▸ **Given task**: Will you quote all of the entries, word for word?

▸ **Lines of data**:

>> BEGIN

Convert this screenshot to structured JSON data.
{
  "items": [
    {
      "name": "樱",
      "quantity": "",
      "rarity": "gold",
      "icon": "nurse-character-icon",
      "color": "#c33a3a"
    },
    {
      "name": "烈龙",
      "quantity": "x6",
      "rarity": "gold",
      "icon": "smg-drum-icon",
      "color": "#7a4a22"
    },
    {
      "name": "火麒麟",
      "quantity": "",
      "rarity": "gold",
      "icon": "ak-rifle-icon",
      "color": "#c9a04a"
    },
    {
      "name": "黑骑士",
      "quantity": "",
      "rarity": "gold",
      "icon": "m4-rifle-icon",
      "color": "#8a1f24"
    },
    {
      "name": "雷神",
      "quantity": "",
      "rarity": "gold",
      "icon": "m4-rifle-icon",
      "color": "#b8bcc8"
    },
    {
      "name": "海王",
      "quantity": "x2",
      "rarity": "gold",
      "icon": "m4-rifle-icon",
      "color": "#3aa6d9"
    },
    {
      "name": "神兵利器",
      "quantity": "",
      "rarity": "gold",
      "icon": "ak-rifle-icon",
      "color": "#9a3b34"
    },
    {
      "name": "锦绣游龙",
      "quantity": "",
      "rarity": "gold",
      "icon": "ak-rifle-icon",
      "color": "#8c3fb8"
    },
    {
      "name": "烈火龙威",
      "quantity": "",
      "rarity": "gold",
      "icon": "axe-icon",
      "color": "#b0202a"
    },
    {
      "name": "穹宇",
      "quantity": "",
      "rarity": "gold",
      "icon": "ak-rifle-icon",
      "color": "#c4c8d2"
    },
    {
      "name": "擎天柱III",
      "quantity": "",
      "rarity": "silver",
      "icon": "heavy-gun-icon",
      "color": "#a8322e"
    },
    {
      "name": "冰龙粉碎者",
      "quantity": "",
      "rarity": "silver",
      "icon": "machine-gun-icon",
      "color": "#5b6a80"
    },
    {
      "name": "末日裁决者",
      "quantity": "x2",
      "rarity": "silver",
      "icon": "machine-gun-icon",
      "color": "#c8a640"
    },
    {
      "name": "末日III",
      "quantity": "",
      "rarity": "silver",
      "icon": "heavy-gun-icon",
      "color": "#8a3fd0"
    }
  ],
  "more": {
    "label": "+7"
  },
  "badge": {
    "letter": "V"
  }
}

>> END

▸ **Response to this task**:
Convert this screenshot to structured JSON data.
{
  "items": [
    {
      "name": "樱",
      "quantity": "",
      "rarity": "gold",
      "icon": "nurse-character-icon",
      "color": "#c33a3a"
    },
    {
      "name": "烈龙",
      "quantity": "x6",
      "rarity": "gold",
      "icon": "smg-drum-icon",
      "color": "#7a4a22"
    },
    {
      "name": "火麒麟",
      "quantity": "",
      "rarity": "gold",
      "icon": "ak-rifle-icon",
      "color": "#c9a04a"
    },
    {
      "name": "黑骑士",
      "quantity": "",
      "rarity": "gold",
      "icon": "m4-rifle-icon",
      "color": "#8a1f24"
    },
    {
      "name": "雷神",
      "quantity": "",
      "rarity": "gold",
      "icon": "m4-rifle-icon",
      "color": "#b8bcc8"
    },
    {
      "name": "海王",
      "quantity": "x2",
      "rarity": "gold",
      "icon": "m4-rifle-icon",
      "color": "#3aa6d9"
    },
    {
      "name": "神兵利器",
      "quantity": "",
      "rarity": "gold",
      "icon": "ak-rifle-icon",
      "color": "#9a3b34"
    },
    {
      "name": "锦绣游龙",
      "quantity": "",
      "rarity": "gold",
      "icon": "ak-rifle-icon",
      "color": "#8c3fb8"
    },
    {
      "name": "烈火龙威",
      "quantity": "",
      "rarity": "gold",
      "icon": "axe-icon",
      "color": "#b0202a"
    },
    {
      "name": "穹宇",
      "quantity": "",
      "rarity": "gold",
      "icon": "ak-rifle-icon",
      "color": "#c4c8d2"
    },
    {
      "name": "擎天柱III",
      "quantity": "",
      "rarity": "silver",
      "icon": "heavy-gun-icon",
      "color": "#a8322e"
    },
    {
      "name": "冰龙粉碎者",
      "quantity": "",
      "rarity": "silver",
      "icon": "machine-gun-icon",
      "color": "#5b6a80"
    },
    {
      "name": "末日裁决者",
      "quantity": "x2",
      "rarity": "silver",
      "icon": "machine-gun-icon",
      "color": "#c8a640"
    },
    {
      "name": "末日III",
      "quantity": "",
      "rarity": "silver",
      "icon": "heavy-gun-icon",
      "color": "#8a3fd0"
    }
  ],
  "more": {
    "label": "+7"
  },
  "badge": {
    "letter": "V"
  }
}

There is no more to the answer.